## WORK INSTRUCTIONS
Repeat, exactly and completely, the material that follows. Omit the pictures.

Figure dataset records
[Begin]
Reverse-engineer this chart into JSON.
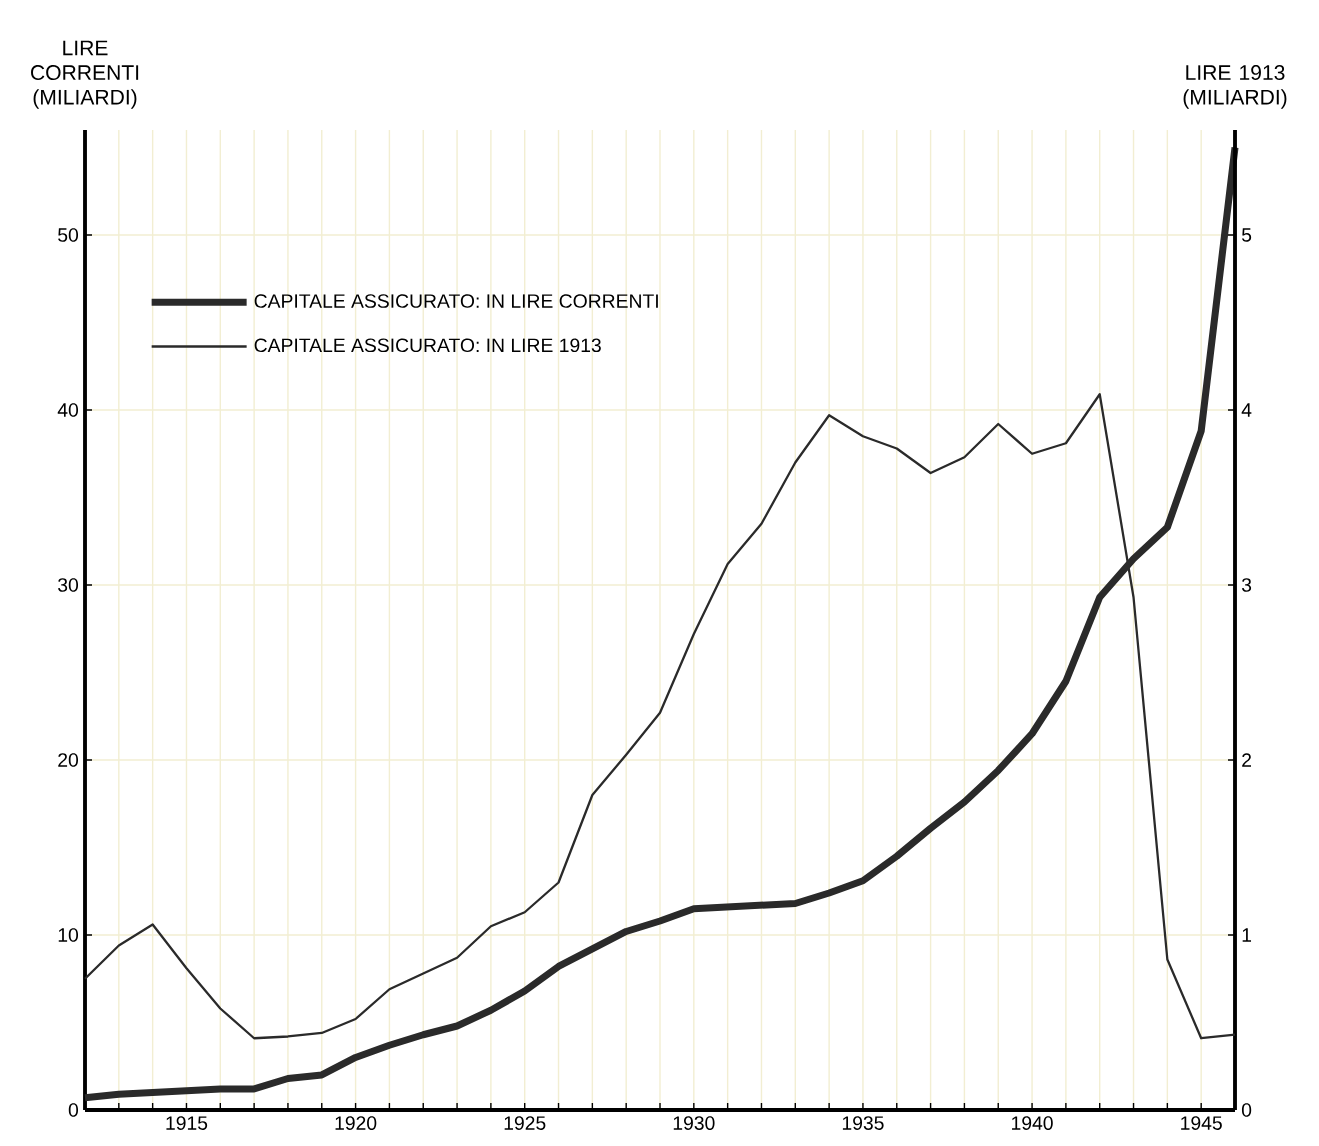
{
  "chart_data": {
    "type": "line",
    "ylabel": "LIRE CORRENTI (MILIARDI)",
    "y2label": "LIRE 1913 (MILIARDI)",
    "x": [
      1912,
      1913,
      1914,
      1915,
      1916,
      1917,
      1918,
      1919,
      1920,
      1921,
      1922,
      1923,
      1924,
      1925,
      1926,
      1927,
      1928,
      1929,
      1930,
      1931,
      1932,
      1933,
      1934,
      1935,
      1936,
      1937,
      1938,
      1939,
      1940,
      1941,
      1942,
      1943,
      1944,
      1945,
      1946
    ],
    "series": [
      {
        "name": "CAPITALE ASSICURATO: IN LIRE CORRENTI",
        "color": "#2a2a2a",
        "values": [
          0.7,
          0.9,
          1.0,
          1.1,
          1.2,
          1.2,
          1.8,
          2.0,
          3.0,
          3.7,
          4.3,
          4.8,
          5.7,
          6.8,
          8.2,
          9.2,
          10.2,
          10.8,
          11.5,
          11.6,
          11.7,
          11.8,
          12.4,
          13.1,
          14.5,
          16.1,
          17.6,
          19.4,
          21.5,
          24.5,
          29.3,
          31.5,
          33.3,
          38.8,
          55.0
        ]
      },
      {
        "name": "CAPITALE ASSICURATO: IN LIRE 1913",
        "color": "#2a2a2a",
        "axis": "y2",
        "values": [
          0.75,
          0.94,
          1.06,
          0.81,
          0.58,
          0.41,
          0.42,
          0.44,
          0.52,
          0.69,
          0.78,
          0.87,
          1.05,
          1.13,
          1.3,
          1.8,
          2.03,
          2.27,
          2.72,
          3.12,
          3.35,
          3.7,
          3.97,
          3.85,
          3.78,
          3.64,
          3.73,
          3.92,
          3.75,
          3.81,
          4.09,
          2.93,
          0.86,
          0.41,
          0.43
        ]
      }
    ],
    "xlim": [
      1912,
      1946
    ],
    "xticks": [
      {
        "value": 1912,
        "label": null
      },
      {
        "value": 1913,
        "label": null
      },
      {
        "value": 1914,
        "label": null
      },
      1915,
      {
        "value": 1916,
        "label": null
      },
      {
        "value": 1917,
        "label": null
      },
      {
        "value": 1918,
        "label": null
      },
      {
        "value": 1919,
        "label": null
      },
      1920,
      {
        "value": 1921,
        "label": null
      },
      {
        "value": 1922,
        "label": null
      },
      {
        "value": 1923,
        "label": null
      },
      {
        "value": 1924,
        "label": null
      },
      1925,
      {
        "value": 1926,
        "label": null
      },
      {
        "value": 1927,
        "label": null
      },
      {
        "value": 1928,
        "label": null
      },
      {
        "value": 1929,
        "label": null
      },
      1930,
      {
        "value": 1931,
        "label": null
      },
      {
        "value": 1932,
        "label": null
      },
      {
        "value": 1933,
        "label": null
      },
      {
        "value": 1934,
        "label": null
      },
      1935,
      {
        "value": 1936,
        "label": null
      },
      {
        "value": 1937,
        "label": null
      },
      {
        "value": 1938,
        "label": null
      },
      {
        "value": 1939,
        "label": null
      },
      1940,
      {
        "value": 1941,
        "label": null
      },
      {
        "value": 1942,
        "label": null
      },
      {
        "value": 1943,
        "label": null
      },
      {
        "value": 1944,
        "label": null
      },
      1945,
      {
        "value": 1946,
        "label": null
      }
    ],
    "ylim": [
      0,
      56
    ],
    "yticks": [
      0,
      10,
      20,
      30,
      40,
      50
    ],
    "y2lim": [
      0,
      5.6
    ],
    "y2ticks": [
      0,
      1,
      2,
      3,
      4,
      5
    ],
    "grid": true,
    "legend": "top left",
    "marker": "none",
    "line_style": "solid"
  }
}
[End]
## RESULT FOR THIS TASK
Reverse-engineer this chart into JSON.
{
  "chart_data": {
    "type": "line",
    "ylabel": "LIRE CORRENTI (MILIARDI)",
    "y2label": "LIRE 1913 (MILIARDI)",
    "x": [
      1912,
      1913,
      1914,
      1915,
      1916,
      1917,
      1918,
      1919,
      1920,
      1921,
      1922,
      1923,
      1924,
      1925,
      1926,
      1927,
      1928,
      1929,
      1930,
      1931,
      1932,
      1933,
      1934,
      1935,
      1936,
      1937,
      1938,
      1939,
      1940,
      1941,
      1942,
      1943,
      1944,
      1945,
      1946
    ],
    "series": [
      {
        "name": "CAPITALE ASSICURATO: IN LIRE CORRENTI",
        "color": "#2a2a2a",
        "values": [
          0.7,
          0.9,
          1.0,
          1.1,
          1.2,
          1.2,
          1.8,
          2.0,
          3.0,
          3.7,
          4.3,
          4.8,
          5.7,
          6.8,
          8.2,
          9.2,
          10.2,
          10.8,
          11.5,
          11.6,
          11.7,
          11.8,
          12.4,
          13.1,
          14.5,
          16.1,
          17.6,
          19.4,
          21.5,
          24.5,
          29.3,
          31.5,
          33.3,
          38.8,
          55.0
        ]
      },
      {
        "name": "CAPITALE ASSICURATO: IN LIRE 1913",
        "color": "#2a2a2a",
        "axis": "y2",
        "values": [
          0.75,
          0.94,
          1.06,
          0.81,
          0.58,
          0.41,
          0.42,
          0.44,
          0.52,
          0.69,
          0.78,
          0.87,
          1.05,
          1.13,
          1.3,
          1.8,
          2.03,
          2.27,
          2.72,
          3.12,
          3.35,
          3.7,
          3.97,
          3.85,
          3.78,
          3.64,
          3.73,
          3.92,
          3.75,
          3.81,
          4.09,
          2.93,
          0.86,
          0.41,
          0.43
        ]
      }
    ],
    "xlim": [
      1912,
      1946
    ],
    "xticks": [
      {
        "value": 1912,
        "label": null
      },
      {
        "value": 1913,
        "label": null
      },
      {
        "value": 1914,
        "label": null
      },
      1915,
      {
        "value": 1916,
        "label": null
      },
      {
        "value": 1917,
        "label": null
      },
      {
        "value": 1918,
        "label": null
      },
      {
        "value": 1919,
        "label": null
      },
      1920,
      {
        "value": 1921,
        "label": null
      },
      {
        "value": 1922,
        "label": null
      },
      {
        "value": 1923,
        "label": null
      },
      {
        "value": 1924,
        "label": null
      },
      1925,
      {
        "value": 1926,
        "label": null
      },
      {
        "value": 1927,
        "label": null
      },
      {
        "value": 1928,
        "label": null
      },
      {
        "value": 1929,
        "label": null
      },
      1930,
      {
        "value": 1931,
        "label": null
      },
      {
        "value": 1932,
        "label": null
      },
      {
        "value": 1933,
        "label": null
      },
      {
        "value": 1934,
        "label": null
      },
      1935,
      {
        "value": 1936,
        "label": null
      },
      {
        "value": 1937,
        "label": null
      },
      {
        "value": 1938,
        "label": null
      },
      {
        "value": 1939,
        "label": null
      },
      1940,
      {
        "value": 1941,
        "label": null
      },
      {
        "value": 1942,
        "label": null
      },
      {
        "value": 1943,
        "label": null
      },
      {
        "value": 1944,
        "label": null
      },
      1945,
      {
        "value": 1946,
        "label": null
      }
    ],
    "ylim": [
      0,
      56
    ],
    "yticks": [
      0,
      10,
      20,
      30,
      40,
      50
    ],
    "y2lim": [
      0,
      5.6
    ],
    "y2ticks": [
      0,
      1,
      2,
      3,
      4,
      5
    ],
    "grid": true,
    "legend": "top left",
    "marker": "none",
    "line_style": "solid"
  }
}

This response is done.